--- start Exercise inputs ---

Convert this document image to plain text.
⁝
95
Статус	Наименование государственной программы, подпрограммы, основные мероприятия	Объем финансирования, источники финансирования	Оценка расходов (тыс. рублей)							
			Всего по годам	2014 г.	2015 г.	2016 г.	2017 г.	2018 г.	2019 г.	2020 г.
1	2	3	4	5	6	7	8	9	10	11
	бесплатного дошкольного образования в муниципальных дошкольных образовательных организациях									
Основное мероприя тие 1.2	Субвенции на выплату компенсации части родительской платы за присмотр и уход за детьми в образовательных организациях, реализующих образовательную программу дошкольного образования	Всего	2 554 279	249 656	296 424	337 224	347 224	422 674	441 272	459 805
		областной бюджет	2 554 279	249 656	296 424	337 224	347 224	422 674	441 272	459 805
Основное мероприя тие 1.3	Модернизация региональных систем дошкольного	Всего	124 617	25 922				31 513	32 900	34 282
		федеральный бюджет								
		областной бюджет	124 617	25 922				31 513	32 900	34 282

--- end Exercise inputs ---

* [Instructions for the task]
Without leaving anything out, quote all the data.

* [Problem solution]
Convert this document image to plain text.
⁝
95
Статус	Наименование государственной программы, подпрограммы, основные мероприятия	Объем финансирования, источники финансирования	Оценка расходов (тыс. рублей)							
			Всего по годам	2014 г.	2015 г.	2016 г.	2017 г.	2018 г.	2019 г.	2020 г.
1	2	3	4	5	6	7	8	9	10	11
	бесплатного дошкольного образования в муниципальных дошкольных образовательных организациях									
Основное мероприя тие 1.2	Субвенции на выплату компенсации части родительской платы за присмотр и уход за детьми в образовательных организациях, реализующих образовательную программу дошкольного образования	Всего	2 554 279	249 656	296 424	337 224	347 224	422 674	441 272	459 805
		областной бюджет	2 554 279	249 656	296 424	337 224	347 224	422 674	441 272	459 805
Основное мероприя тие 1.3	Модернизация региональных систем дошкольного	Всего	124 617	25 922				31 513	32 900	34 282
		федеральный бюджет								
		областной бюджет	124 617	25 922				31 513	32 900	34 282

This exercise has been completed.